_EXERCISE AIM_:
Where the string "Risk" appears in a line of the material below, copy that line.

%%

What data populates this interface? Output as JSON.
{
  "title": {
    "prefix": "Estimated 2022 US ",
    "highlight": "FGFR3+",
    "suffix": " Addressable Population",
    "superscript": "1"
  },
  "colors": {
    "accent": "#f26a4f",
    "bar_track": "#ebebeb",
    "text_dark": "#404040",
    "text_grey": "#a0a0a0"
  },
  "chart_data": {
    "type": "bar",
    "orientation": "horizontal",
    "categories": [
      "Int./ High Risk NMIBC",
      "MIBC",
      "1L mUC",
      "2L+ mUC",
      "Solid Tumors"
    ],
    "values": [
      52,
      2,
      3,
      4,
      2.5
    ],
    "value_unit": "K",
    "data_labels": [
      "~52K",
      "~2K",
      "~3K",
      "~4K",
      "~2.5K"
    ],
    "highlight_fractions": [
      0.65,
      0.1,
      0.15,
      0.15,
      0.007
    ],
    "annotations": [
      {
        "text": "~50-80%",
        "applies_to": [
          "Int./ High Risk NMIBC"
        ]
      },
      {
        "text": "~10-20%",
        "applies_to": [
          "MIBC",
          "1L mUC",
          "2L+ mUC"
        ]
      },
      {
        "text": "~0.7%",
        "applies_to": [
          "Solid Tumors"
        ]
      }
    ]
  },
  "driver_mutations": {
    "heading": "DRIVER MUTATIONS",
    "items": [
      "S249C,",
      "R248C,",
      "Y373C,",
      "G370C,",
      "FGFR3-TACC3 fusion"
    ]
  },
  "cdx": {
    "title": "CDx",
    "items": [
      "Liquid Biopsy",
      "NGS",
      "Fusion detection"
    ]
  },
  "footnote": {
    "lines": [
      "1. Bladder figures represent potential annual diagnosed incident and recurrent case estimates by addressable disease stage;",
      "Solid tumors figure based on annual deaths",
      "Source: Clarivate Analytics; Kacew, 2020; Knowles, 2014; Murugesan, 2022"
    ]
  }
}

%%

_RESULT BELOW_:
      "Int./ High Risk NMIBC",
          "Int./ High Risk NMIBC"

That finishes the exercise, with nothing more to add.